(Dataset rows)
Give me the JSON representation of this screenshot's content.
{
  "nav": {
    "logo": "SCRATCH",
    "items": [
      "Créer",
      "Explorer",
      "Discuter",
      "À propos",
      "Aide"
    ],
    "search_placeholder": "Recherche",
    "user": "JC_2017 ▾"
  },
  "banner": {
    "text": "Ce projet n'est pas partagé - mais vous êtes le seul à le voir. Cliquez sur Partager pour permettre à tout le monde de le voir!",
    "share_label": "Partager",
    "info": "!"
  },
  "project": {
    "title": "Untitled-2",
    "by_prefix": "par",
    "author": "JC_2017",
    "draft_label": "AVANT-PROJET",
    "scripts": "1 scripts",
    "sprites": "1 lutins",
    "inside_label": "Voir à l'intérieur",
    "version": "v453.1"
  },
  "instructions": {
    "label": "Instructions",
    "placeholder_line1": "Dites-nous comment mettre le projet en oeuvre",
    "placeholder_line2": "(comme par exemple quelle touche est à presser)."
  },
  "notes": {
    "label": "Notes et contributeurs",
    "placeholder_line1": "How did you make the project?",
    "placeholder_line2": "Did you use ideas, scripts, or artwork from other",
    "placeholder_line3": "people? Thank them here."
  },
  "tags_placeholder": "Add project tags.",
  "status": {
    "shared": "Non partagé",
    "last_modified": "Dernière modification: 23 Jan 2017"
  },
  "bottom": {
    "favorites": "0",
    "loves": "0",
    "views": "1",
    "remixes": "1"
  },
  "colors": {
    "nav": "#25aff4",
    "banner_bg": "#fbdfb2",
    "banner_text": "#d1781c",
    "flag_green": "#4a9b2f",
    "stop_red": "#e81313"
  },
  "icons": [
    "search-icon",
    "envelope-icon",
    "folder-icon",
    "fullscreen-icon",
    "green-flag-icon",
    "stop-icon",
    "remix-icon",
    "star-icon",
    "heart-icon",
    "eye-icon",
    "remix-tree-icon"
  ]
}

▸ **What to do**
Scan the listing above for the word "project" and show each line where it is found.

▸ **Exercise answer**
  "project": {
    "placeholder_line1": "How did you make the project?",
  "tags_placeholder": "Add project tags.",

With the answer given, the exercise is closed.